Write out the material exactly, with the pictures left out.

**Input material**
┌──
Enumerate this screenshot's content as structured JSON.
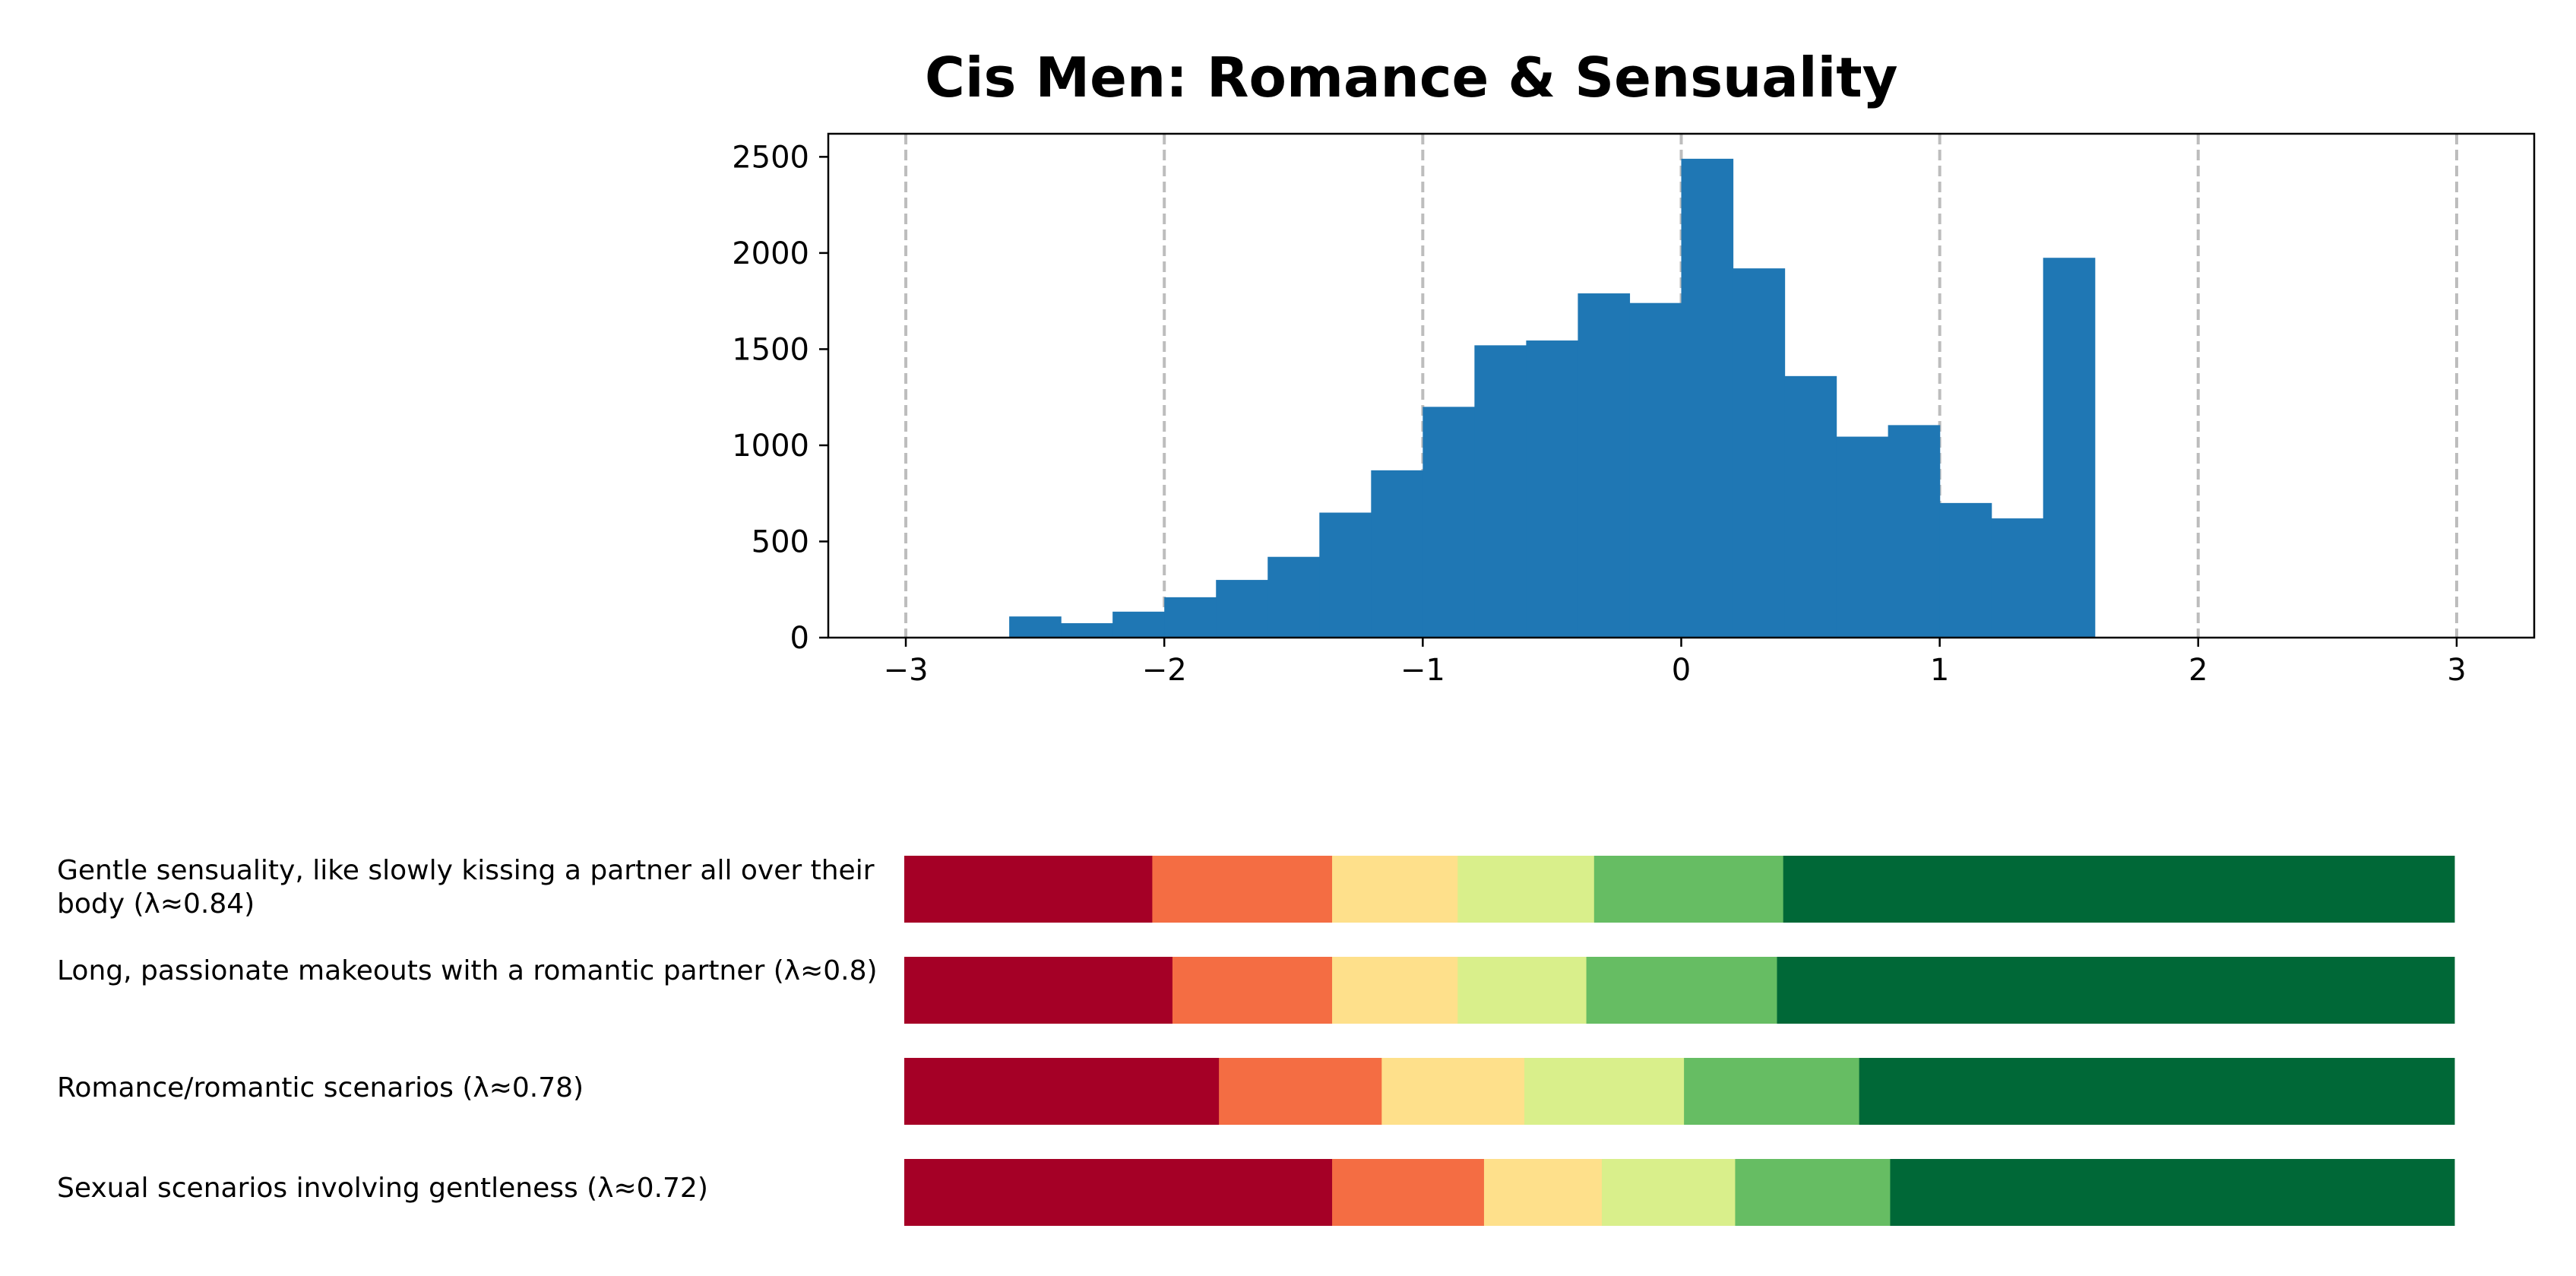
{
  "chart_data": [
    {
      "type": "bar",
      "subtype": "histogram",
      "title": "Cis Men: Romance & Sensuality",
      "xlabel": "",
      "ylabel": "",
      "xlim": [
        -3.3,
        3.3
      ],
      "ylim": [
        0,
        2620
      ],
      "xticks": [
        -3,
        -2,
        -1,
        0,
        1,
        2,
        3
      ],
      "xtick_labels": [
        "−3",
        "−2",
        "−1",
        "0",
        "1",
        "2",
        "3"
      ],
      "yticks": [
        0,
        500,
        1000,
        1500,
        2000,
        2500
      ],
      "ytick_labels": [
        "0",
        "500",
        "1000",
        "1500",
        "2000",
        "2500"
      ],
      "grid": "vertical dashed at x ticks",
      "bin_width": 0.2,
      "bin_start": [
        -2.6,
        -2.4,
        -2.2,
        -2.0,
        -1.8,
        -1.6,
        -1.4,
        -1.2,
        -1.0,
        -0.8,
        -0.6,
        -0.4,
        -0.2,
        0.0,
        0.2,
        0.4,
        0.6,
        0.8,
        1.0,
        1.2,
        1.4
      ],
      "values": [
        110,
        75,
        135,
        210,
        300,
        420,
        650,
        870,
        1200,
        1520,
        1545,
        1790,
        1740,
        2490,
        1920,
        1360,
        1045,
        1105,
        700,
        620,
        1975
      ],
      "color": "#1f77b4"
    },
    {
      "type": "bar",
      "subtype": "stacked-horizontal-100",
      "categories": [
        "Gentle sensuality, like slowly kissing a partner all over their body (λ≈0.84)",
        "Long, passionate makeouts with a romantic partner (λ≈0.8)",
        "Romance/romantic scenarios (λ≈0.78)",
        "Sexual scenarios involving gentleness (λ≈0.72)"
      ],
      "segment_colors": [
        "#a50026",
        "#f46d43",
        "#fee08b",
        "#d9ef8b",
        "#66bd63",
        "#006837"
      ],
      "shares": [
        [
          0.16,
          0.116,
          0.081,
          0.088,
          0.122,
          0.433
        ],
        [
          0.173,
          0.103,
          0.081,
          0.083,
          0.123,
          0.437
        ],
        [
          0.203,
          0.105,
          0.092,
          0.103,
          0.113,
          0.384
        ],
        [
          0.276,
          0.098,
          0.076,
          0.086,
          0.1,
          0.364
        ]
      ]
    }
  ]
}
└──
**Task answer**
Enumerate this screenshot's content as structured JSON.
{
  "chart_data": [
    {
      "type": "bar",
      "subtype": "histogram",
      "title": "Cis Men: Romance & Sensuality",
      "xlabel": "",
      "ylabel": "",
      "xlim": [
        -3.3,
        3.3
      ],
      "ylim": [
        0,
        2620
      ],
      "xticks": [
        -3,
        -2,
        -1,
        0,
        1,
        2,
        3
      ],
      "xtick_labels": [
        "−3",
        "−2",
        "−1",
        "0",
        "1",
        "2",
        "3"
      ],
      "yticks": [
        0,
        500,
        1000,
        1500,
        2000,
        2500
      ],
      "ytick_labels": [
        "0",
        "500",
        "1000",
        "1500",
        "2000",
        "2500"
      ],
      "grid": "vertical dashed at x ticks",
      "bin_width": 0.2,
      "bin_start": [
        -2.6,
        -2.4,
        -2.2,
        -2.0,
        -1.8,
        -1.6,
        -1.4,
        -1.2,
        -1.0,
        -0.8,
        -0.6,
        -0.4,
        -0.2,
        0.0,
        0.2,
        0.4,
        0.6,
        0.8,
        1.0,
        1.2,
        1.4
      ],
      "values": [
        110,
        75,
        135,
        210,
        300,
        420,
        650,
        870,
        1200,
        1520,
        1545,
        1790,
        1740,
        2490,
        1920,
        1360,
        1045,
        1105,
        700,
        620,
        1975
      ],
      "color": "#1f77b4"
    },
    {
      "type": "bar",
      "subtype": "stacked-horizontal-100",
      "categories": [
        "Gentle sensuality, like slowly kissing a partner all over their body (λ≈0.84)",
        "Long, passionate makeouts with a romantic partner (λ≈0.8)",
        "Romance/romantic scenarios (λ≈0.78)",
        "Sexual scenarios involving gentleness (λ≈0.72)"
      ],
      "segment_colors": [
        "#a50026",
        "#f46d43",
        "#fee08b",
        "#d9ef8b",
        "#66bd63",
        "#006837"
      ],
      "shares": [
        [
          0.16,
          0.116,
          0.081,
          0.088,
          0.122,
          0.433
        ],
        [
          0.173,
          0.103,
          0.081,
          0.083,
          0.123,
          0.437
        ],
        [
          0.203,
          0.105,
          0.092,
          0.103,
          0.113,
          0.384
        ],
        [
          0.276,
          0.098,
          0.076,
          0.086,
          0.1,
          0.364
        ]
      ]
    }
  ]
}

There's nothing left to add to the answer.